Reproduce the records exactly.

======== TASK DATA ========

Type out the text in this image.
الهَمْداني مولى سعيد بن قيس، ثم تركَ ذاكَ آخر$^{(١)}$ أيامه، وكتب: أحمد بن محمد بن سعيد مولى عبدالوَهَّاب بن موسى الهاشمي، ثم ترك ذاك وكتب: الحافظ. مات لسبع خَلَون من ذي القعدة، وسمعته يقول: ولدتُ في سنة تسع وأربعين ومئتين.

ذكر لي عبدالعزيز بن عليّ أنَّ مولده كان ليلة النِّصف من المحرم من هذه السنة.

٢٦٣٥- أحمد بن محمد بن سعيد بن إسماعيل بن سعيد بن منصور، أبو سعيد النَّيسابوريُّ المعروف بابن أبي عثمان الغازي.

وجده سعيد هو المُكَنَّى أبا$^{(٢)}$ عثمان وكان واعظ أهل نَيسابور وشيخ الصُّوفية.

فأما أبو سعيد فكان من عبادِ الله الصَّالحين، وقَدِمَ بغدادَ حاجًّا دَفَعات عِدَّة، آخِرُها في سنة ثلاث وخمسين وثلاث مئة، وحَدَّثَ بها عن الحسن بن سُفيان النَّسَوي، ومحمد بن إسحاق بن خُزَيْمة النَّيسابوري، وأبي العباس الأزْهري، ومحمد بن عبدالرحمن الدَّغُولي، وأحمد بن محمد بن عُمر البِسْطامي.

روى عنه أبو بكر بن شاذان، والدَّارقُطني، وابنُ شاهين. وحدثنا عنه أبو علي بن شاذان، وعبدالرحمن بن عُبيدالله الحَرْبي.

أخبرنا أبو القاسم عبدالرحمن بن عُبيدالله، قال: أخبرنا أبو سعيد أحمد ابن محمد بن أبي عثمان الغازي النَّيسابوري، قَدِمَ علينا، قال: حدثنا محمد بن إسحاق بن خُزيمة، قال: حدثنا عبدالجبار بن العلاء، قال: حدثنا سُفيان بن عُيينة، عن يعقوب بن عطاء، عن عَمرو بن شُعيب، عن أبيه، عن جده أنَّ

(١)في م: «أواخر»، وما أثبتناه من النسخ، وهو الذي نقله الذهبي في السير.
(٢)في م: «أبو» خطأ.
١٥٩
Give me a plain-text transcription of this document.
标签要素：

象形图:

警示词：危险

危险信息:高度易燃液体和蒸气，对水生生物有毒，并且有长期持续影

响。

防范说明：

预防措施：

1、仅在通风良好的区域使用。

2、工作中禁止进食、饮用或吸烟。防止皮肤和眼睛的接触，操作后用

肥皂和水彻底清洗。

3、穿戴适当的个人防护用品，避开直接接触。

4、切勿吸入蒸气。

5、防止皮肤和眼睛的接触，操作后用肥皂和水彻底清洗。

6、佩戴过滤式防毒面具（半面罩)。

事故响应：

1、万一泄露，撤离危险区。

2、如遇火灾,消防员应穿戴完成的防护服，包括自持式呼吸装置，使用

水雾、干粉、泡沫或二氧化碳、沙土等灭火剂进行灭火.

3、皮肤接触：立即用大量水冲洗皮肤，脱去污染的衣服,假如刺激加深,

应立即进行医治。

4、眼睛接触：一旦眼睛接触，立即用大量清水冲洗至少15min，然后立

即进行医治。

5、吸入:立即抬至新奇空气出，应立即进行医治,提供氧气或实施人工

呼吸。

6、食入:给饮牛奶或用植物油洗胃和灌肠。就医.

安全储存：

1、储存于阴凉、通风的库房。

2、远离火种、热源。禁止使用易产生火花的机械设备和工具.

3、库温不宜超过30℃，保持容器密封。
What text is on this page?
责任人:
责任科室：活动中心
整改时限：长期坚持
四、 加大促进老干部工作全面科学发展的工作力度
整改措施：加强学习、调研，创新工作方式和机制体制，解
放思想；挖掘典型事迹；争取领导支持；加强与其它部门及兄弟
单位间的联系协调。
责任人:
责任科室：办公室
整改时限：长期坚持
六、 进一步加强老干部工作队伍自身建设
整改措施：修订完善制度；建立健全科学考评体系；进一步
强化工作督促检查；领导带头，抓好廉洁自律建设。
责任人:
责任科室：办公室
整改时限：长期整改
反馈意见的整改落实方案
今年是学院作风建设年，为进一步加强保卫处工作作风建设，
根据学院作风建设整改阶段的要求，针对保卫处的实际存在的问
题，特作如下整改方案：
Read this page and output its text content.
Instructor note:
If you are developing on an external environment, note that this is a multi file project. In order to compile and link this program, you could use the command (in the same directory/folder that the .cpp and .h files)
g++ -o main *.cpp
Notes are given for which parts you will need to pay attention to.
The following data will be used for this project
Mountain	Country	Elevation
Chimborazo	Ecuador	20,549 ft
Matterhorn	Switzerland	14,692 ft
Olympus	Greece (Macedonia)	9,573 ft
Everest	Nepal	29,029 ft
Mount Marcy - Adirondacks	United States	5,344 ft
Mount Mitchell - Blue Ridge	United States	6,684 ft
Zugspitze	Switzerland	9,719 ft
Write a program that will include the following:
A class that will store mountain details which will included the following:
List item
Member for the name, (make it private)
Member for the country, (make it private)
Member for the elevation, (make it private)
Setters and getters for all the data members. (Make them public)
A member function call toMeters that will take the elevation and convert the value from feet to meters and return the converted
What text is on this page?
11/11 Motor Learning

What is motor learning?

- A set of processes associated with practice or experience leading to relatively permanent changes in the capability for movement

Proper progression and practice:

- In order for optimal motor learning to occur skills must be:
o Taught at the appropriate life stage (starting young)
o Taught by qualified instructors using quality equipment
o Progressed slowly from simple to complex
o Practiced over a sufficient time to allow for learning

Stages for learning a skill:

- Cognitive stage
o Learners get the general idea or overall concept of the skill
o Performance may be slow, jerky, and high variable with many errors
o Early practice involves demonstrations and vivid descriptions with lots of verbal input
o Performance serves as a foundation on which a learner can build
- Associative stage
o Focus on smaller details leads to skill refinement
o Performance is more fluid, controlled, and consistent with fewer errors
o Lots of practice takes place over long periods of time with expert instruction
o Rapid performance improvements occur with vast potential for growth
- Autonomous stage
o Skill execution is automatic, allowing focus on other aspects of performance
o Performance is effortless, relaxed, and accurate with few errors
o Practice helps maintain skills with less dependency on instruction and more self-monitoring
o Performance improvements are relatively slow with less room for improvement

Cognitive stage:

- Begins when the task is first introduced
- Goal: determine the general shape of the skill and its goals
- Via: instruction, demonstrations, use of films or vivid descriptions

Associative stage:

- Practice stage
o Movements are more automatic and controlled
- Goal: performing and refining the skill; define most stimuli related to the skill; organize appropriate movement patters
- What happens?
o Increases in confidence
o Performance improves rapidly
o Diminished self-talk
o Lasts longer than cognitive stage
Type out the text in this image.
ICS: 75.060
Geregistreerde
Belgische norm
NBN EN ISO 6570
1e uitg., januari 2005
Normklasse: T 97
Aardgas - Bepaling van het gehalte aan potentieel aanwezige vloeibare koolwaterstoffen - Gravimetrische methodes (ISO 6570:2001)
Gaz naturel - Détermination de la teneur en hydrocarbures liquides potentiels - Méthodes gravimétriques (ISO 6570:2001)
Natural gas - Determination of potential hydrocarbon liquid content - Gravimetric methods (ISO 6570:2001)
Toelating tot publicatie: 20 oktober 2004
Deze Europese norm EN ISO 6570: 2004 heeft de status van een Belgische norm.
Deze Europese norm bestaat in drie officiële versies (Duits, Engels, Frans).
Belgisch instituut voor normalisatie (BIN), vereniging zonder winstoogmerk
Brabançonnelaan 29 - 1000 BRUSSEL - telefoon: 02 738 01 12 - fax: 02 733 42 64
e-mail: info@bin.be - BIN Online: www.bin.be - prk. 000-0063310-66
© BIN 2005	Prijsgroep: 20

========

# RESPONSE:
Type out the text in this image.
الهَمْداني مولى سعيد بن قيس، ثم تركَ ذاكَ آخر$^{(١)}$ أيامه، وكتب: أحمد بن محمد بن سعيد مولى عبدالوَهَّاب بن موسى الهاشمي، ثم ترك ذاك وكتب: الحافظ. مات لسبع خَلَون من ذي القعدة، وسمعته يقول: ولدتُ في سنة تسع وأربعين ومئتين.

ذكر لي عبدالعزيز بن عليّ أنَّ مولده كان ليلة النِّصف من المحرم من هذه السنة.

٢٦٣٥- أحمد بن محمد بن سعيد بن إسماعيل بن سعيد بن منصور، أبو سعيد النَّيسابوريُّ المعروف بابن أبي عثمان الغازي.

وجده سعيد هو المُكَنَّى أبا$^{(٢)}$ عثمان وكان واعظ أهل نَيسابور وشيخ الصُّوفية.

فأما أبو سعيد فكان من عبادِ الله الصَّالحين، وقَدِمَ بغدادَ حاجًّا دَفَعات عِدَّة، آخِرُها في سنة ثلاث وخمسين وثلاث مئة، وحَدَّثَ بها عن الحسن بن سُفيان النَّسَوي، ومحمد بن إسحاق بن خُزَيْمة النَّيسابوري، وأبي العباس الأزْهري، ومحمد بن عبدالرحمن الدَّغُولي، وأحمد بن محمد بن عُمر البِسْطامي.

روى عنه أبو بكر بن شاذان، والدَّارقُطني، وابنُ شاهين. وحدثنا عنه أبو علي بن شاذان، وعبدالرحمن بن عُبيدالله الحَرْبي.

أخبرنا أبو القاسم عبدالرحمن بن عُبيدالله، قال: أخبرنا أبو سعيد أحمد ابن محمد بن أبي عثمان الغازي النَّيسابوري، قَدِمَ علينا، قال: حدثنا محمد بن إسحاق بن خُزيمة، قال: حدثنا عبدالجبار بن العلاء، قال: حدثنا سُفيان بن عُيينة، عن يعقوب بن عطاء، عن عَمرو بن شُعيب، عن أبيه، عن جده أنَّ

(١)في م: «أواخر»، وما أثبتناه من النسخ، وهو الذي نقله الذهبي في السير.
(٢)في م: «أبو» خطأ.
١٥٩
Give me a plain-text transcription of this document.
标签要素：

象形图:

警示词：危险

危险信息:高度易燃液体和蒸气，对水生生物有毒，并且有长期持续影

响。

防范说明：

预防措施：

1、仅在通风良好的区域使用。

2、工作中禁止进食、饮用或吸烟。防止皮肤和眼睛的接触，操作后用

肥皂和水彻底清洗。

3、穿戴适当的个人防护用品，避开直接接触。

4、切勿吸入蒸气。

5、防止皮肤和眼睛的接触，操作后用肥皂和水彻底清洗。

6、佩戴过滤式防毒面具（半面罩)。

事故响应：

1、万一泄露，撤离危险区。

2、如遇火灾,消防员应穿戴完成的防护服，包括自持式呼吸装置，使用

水雾、干粉、泡沫或二氧化碳、沙土等灭火剂进行灭火.

3、皮肤接触：立即用大量水冲洗皮肤，脱去污染的衣服,假如刺激加深,

应立即进行医治。

4、眼睛接触：一旦眼睛接触，立即用大量清水冲洗至少15min，然后立

即进行医治。

5、吸入:立即抬至新奇空气出，应立即进行医治,提供氧气或实施人工

呼吸。

6、食入:给饮牛奶或用植物油洗胃和灌肠。就医.

安全储存：

1、储存于阴凉、通风的库房。

2、远离火种、热源。禁止使用易产生火花的机械设备和工具.

3、库温不宜超过30℃，保持容器密封。
What text is on this page?
责任人:
责任科室：活动中心
整改时限：长期坚持
四、 加大促进老干部工作全面科学发展的工作力度
整改措施：加强学习、调研，创新工作方式和机制体制，解
放思想；挖掘典型事迹；争取领导支持；加强与其它部门及兄弟
单位间的联系协调。
责任人:
责任科室：办公室
整改时限：长期坚持
六、 进一步加强老干部工作队伍自身建设
整改措施：修订完善制度；建立健全科学考评体系；进一步
强化工作督促检查；领导带头，抓好廉洁自律建设。
责任人:
责任科室：办公室
整改时限：长期整改
反馈意见的整改落实方案
今年是学院作风建设年，为进一步加强保卫处工作作风建设，
根据学院作风建设整改阶段的要求，针对保卫处的实际存在的问
题，特作如下整改方案：
Read this page and output its text content.
Instructor note:
If you are developing on an external environment, note that this is a multi file project. In order to compile and link this program, you could use the command (in the same directory/folder that the .cpp and .h files)
g++ -o main *.cpp
Notes are given for which parts you will need to pay attention to.
The following data will be used for this project
Mountain	Country	Elevation
Chimborazo	Ecuador	20,549 ft
Matterhorn	Switzerland	14,692 ft
Olympus	Greece (Macedonia)	9,573 ft
Everest	Nepal	29,029 ft
Mount Marcy - Adirondacks	United States	5,344 ft
Mount Mitchell - Blue Ridge	United States	6,684 ft
Zugspitze	Switzerland	9,719 ft
Write a program that will include the following:
A class that will store mountain details which will included the following:
List item
Member for the name, (make it private)
Member for the country, (make it private)
Member for the elevation, (make it private)
Setters and getters for all the data members. (Make them public)
A member function call toMeters that will take the elevation and convert the value from feet to meters and return the converted
What text is on this page?
11/11 Motor Learning

What is motor learning?

- A set of processes associated with practice or experience leading to relatively permanent changes in the capability for movement

Proper progression and practice:

- In order for optimal motor learning to occur skills must be:
o Taught at the appropriate life stage (starting young)
o Taught by qualified instructors using quality equipment
o Progressed slowly from simple to complex
o Practiced over a sufficient time to allow for learning

Stages for learning a skill:

- Cognitive stage
o Learners get the general idea or overall concept of the skill
o Performance may be slow, jerky, and high variable with many errors
o Early practice involves demonstrations and vivid descriptions with lots of verbal input
o Performance serves as a foundation on which a learner can build
- Associative stage
o Focus on smaller details leads to skill refinement
o Performance is more fluid, controlled, and consistent with fewer errors
o Lots of practice takes place over long periods of time with expert instruction
o Rapid performance improvements occur with vast potential for growth
- Autonomous stage
o Skill execution is automatic, allowing focus on other aspects of performance
o Performance is effortless, relaxed, and accurate with few errors
o Practice helps maintain skills with less dependency on instruction and more self-monitoring
o Performance improvements are relatively slow with less room for improvement

Cognitive stage:

- Begins when the task is first introduced
- Goal: determine the general shape of the skill and its goals
- Via: instruction, demonstrations, use of films or vivid descriptions

Associative stage:

- Practice stage
o Movements are more automatic and controlled
- Goal: performing and refining the skill; define most stimuli related to the skill; organize appropriate movement patters
- What happens?
o Increases in confidence
o Performance improves rapidly
o Diminished self-talk
o Lasts longer than cognitive stage
Type out the text in this image.
ICS: 75.060
Geregistreerde
Belgische norm
NBN EN ISO 6570
1e uitg., januari 2005
Normklasse: T 97
Aardgas - Bepaling van het gehalte aan potentieel aanwezige vloeibare koolwaterstoffen - Gravimetrische methodes (ISO 6570:2001)
Gaz naturel - Détermination de la teneur en hydrocarbures liquides potentiels - Méthodes gravimétriques (ISO 6570:2001)
Natural gas - Determination of potential hydrocarbon liquid content - Gravimetric methods (ISO 6570:2001)
Toelating tot publicatie: 20 oktober 2004
Deze Europese norm EN ISO 6570: 2004 heeft de status van een Belgische norm.
Deze Europese norm bestaat in drie officiële versies (Duits, Engels, Frans).
Belgisch instituut voor normalisatie (BIN), vereniging zonder winstoogmerk
Brabançonnelaan 29 - 1000 BRUSSEL - telefoon: 02 738 01 12 - fax: 02 733 42 64
e-mail: info@bin.be - BIN Online: www.bin.be - prk. 000-0063310-66
© BIN 2005	Prijsgroep: 20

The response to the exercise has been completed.